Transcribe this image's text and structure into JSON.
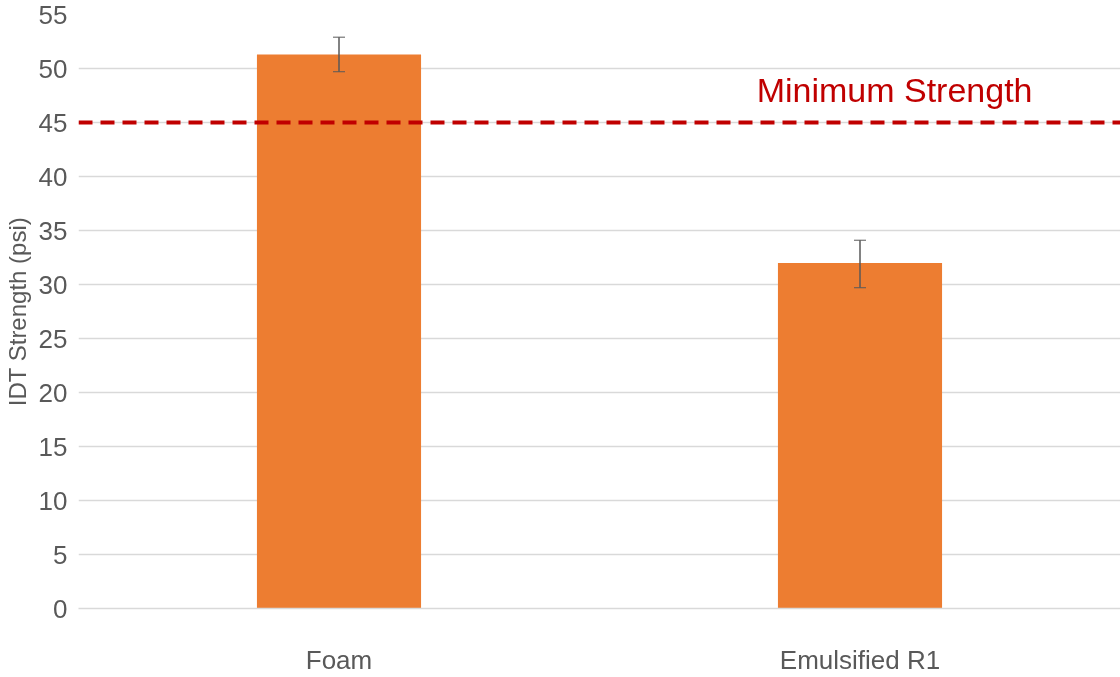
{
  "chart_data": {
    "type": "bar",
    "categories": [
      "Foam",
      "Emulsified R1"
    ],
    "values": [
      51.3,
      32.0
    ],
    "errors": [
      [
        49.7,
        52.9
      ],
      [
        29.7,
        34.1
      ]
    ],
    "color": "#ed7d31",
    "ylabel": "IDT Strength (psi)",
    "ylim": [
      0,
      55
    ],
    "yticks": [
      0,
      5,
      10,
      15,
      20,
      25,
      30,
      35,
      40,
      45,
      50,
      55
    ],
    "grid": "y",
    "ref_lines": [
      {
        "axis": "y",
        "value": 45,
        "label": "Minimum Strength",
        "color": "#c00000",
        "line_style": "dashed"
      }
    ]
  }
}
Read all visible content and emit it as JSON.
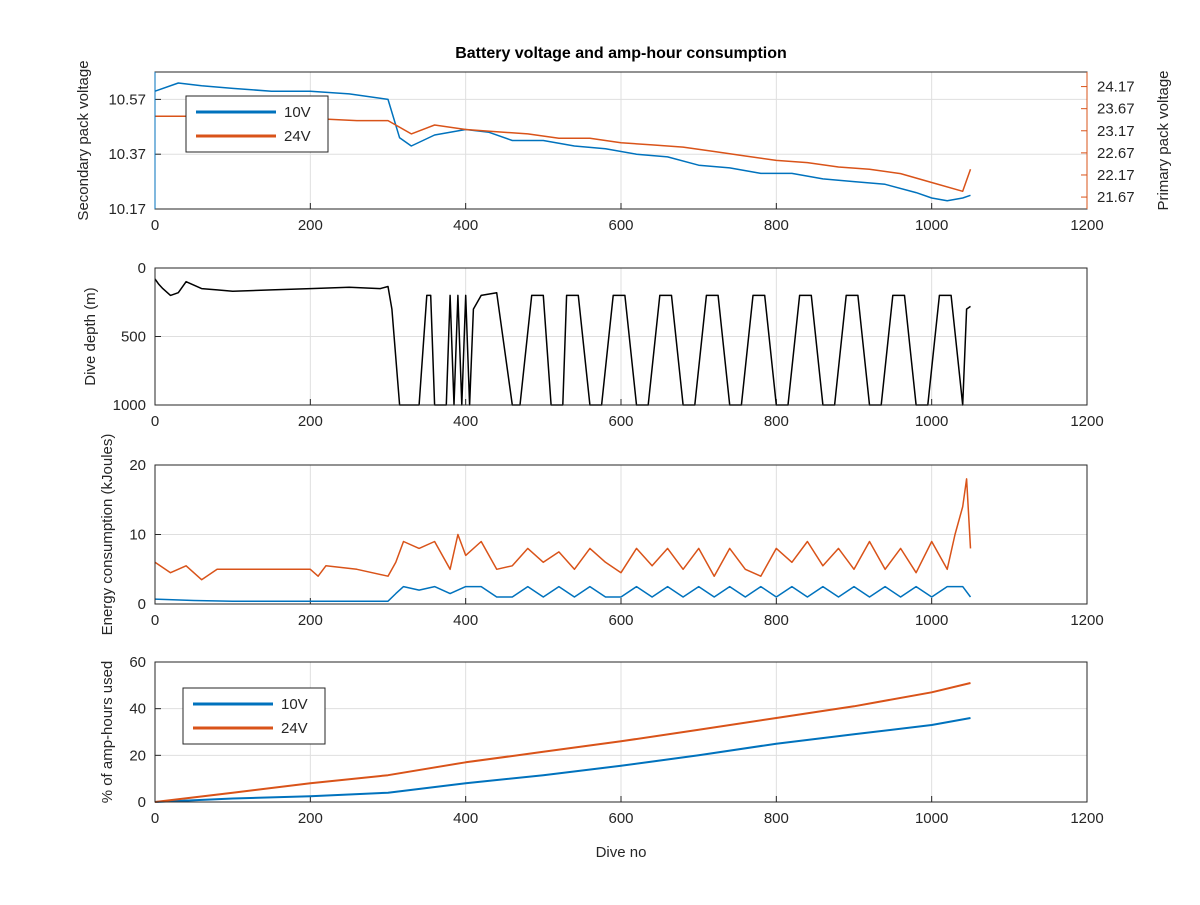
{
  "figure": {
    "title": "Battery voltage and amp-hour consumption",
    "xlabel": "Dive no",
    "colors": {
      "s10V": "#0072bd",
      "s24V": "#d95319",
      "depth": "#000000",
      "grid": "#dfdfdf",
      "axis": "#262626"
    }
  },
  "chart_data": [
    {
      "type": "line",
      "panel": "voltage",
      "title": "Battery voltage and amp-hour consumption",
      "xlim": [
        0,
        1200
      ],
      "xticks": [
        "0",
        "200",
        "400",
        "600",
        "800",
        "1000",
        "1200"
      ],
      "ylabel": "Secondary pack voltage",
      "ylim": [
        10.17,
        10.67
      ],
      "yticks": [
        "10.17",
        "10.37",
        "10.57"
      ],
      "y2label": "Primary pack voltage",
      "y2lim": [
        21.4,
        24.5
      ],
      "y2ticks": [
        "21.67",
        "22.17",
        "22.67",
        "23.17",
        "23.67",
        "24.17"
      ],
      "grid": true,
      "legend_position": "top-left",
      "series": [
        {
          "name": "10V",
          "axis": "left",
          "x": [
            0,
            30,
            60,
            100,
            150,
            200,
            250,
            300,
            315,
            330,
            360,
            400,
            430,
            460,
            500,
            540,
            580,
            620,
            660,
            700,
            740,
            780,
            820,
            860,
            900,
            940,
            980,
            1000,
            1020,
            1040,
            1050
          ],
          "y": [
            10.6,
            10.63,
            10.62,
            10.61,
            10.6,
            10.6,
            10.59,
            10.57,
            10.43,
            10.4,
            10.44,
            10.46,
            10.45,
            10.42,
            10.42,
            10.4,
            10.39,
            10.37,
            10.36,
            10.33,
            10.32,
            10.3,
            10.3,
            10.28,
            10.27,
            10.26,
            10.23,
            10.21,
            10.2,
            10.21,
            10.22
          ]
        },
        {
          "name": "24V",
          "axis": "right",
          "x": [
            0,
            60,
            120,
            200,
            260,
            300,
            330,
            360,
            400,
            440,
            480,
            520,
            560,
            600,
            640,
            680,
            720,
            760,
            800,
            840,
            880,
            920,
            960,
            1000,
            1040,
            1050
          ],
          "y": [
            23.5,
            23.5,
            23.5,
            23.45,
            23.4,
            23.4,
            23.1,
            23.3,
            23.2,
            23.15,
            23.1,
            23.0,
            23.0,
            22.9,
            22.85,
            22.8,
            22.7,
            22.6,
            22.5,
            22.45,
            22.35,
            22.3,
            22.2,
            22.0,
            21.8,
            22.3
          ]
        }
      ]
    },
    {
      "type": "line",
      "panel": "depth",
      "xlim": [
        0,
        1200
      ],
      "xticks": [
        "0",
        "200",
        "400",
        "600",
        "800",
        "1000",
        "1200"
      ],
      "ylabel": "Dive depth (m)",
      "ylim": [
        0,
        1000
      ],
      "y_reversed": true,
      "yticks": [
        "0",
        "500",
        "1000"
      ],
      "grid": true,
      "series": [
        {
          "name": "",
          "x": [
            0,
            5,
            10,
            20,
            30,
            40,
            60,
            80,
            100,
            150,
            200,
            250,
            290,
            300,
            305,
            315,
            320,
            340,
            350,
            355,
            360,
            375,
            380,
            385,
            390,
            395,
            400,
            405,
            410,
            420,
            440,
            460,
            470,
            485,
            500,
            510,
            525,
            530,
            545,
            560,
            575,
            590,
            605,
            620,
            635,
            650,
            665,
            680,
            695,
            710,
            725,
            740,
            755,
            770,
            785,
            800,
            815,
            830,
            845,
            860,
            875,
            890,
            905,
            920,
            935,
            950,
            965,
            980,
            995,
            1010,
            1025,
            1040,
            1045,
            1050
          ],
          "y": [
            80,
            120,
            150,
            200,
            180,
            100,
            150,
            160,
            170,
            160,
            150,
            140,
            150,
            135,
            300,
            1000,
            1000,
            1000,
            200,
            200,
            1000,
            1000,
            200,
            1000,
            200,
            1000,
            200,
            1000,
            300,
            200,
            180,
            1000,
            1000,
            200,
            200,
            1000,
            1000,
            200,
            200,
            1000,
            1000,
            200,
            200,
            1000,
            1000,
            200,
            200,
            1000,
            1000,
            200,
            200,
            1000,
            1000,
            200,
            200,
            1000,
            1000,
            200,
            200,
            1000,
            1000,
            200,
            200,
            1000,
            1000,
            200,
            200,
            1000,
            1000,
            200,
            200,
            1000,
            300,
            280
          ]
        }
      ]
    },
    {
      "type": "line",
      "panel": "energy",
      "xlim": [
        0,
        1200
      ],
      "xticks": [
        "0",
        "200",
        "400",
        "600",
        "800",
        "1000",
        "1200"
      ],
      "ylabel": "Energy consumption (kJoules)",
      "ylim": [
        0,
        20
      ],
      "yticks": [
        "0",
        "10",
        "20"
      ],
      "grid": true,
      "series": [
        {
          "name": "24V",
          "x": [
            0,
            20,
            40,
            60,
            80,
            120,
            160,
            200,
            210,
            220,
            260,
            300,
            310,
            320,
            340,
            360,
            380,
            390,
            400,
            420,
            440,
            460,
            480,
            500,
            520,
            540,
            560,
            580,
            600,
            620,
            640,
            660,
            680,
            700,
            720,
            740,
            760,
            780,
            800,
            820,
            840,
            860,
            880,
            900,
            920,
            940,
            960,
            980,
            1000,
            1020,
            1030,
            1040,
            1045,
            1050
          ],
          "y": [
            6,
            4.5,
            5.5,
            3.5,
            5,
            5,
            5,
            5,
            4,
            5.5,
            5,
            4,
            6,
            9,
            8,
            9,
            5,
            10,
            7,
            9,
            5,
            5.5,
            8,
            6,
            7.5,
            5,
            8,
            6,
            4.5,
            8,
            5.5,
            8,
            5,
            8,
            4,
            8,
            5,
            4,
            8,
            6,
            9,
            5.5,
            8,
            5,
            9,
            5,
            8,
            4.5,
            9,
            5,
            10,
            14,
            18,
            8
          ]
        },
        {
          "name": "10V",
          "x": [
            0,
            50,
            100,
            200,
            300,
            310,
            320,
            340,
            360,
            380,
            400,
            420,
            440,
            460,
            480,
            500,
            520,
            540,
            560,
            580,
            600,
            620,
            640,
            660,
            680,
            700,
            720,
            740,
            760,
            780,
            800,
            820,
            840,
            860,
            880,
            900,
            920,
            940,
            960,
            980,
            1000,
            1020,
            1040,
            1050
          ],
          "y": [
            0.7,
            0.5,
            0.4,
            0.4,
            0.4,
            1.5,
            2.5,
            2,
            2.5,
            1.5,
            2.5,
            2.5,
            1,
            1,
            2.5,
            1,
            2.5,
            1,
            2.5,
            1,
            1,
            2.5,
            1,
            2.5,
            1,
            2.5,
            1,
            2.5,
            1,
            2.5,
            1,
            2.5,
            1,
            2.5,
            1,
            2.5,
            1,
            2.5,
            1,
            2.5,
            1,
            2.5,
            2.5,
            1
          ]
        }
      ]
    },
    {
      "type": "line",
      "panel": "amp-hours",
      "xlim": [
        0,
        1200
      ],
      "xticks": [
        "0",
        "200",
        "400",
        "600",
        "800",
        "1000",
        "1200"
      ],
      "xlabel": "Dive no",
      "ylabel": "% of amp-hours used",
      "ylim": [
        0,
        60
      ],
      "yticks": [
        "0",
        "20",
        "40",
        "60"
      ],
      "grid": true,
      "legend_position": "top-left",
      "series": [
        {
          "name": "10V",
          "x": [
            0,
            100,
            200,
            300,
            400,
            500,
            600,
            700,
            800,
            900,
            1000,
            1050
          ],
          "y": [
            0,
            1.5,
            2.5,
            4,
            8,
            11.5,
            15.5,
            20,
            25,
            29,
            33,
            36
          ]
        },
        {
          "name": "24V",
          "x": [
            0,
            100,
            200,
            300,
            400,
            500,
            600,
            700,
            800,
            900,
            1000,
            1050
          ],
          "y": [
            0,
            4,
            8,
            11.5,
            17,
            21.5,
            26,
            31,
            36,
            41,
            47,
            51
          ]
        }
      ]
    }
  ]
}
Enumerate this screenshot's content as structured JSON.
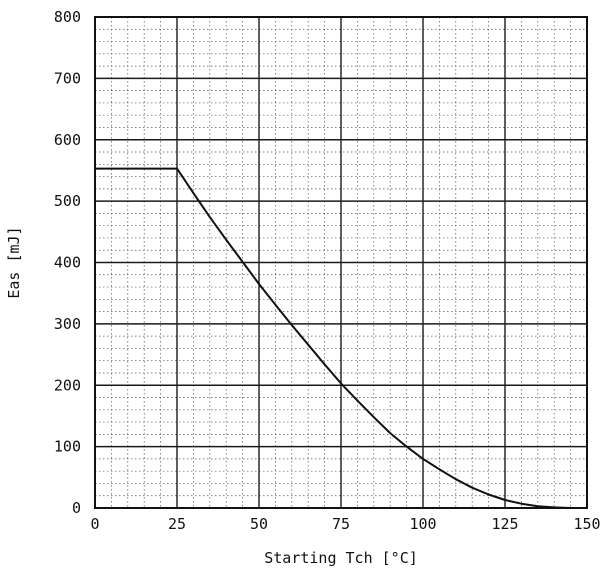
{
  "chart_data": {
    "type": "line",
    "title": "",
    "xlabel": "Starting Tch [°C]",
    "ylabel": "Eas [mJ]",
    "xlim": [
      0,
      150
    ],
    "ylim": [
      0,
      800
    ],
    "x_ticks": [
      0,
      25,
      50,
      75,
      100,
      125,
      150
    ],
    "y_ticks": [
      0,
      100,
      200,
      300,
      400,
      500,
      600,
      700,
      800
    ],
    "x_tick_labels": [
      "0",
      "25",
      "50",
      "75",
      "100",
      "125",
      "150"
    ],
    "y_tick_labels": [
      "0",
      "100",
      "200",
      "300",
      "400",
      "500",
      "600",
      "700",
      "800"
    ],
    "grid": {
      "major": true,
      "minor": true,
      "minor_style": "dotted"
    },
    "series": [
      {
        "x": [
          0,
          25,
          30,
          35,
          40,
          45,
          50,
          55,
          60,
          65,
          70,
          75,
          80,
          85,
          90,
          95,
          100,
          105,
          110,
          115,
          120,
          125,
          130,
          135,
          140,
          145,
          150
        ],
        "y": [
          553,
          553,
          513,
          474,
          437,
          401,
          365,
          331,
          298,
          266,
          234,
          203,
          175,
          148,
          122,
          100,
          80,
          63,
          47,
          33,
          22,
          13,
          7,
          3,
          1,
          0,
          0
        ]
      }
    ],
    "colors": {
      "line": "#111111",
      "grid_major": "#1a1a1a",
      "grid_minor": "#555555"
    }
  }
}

────────

Which lines include the word "depth"? Copy every one of them.

      "depth": "#000000",
      "panel": "depth",
      "ylabel": "Dive depth (m)",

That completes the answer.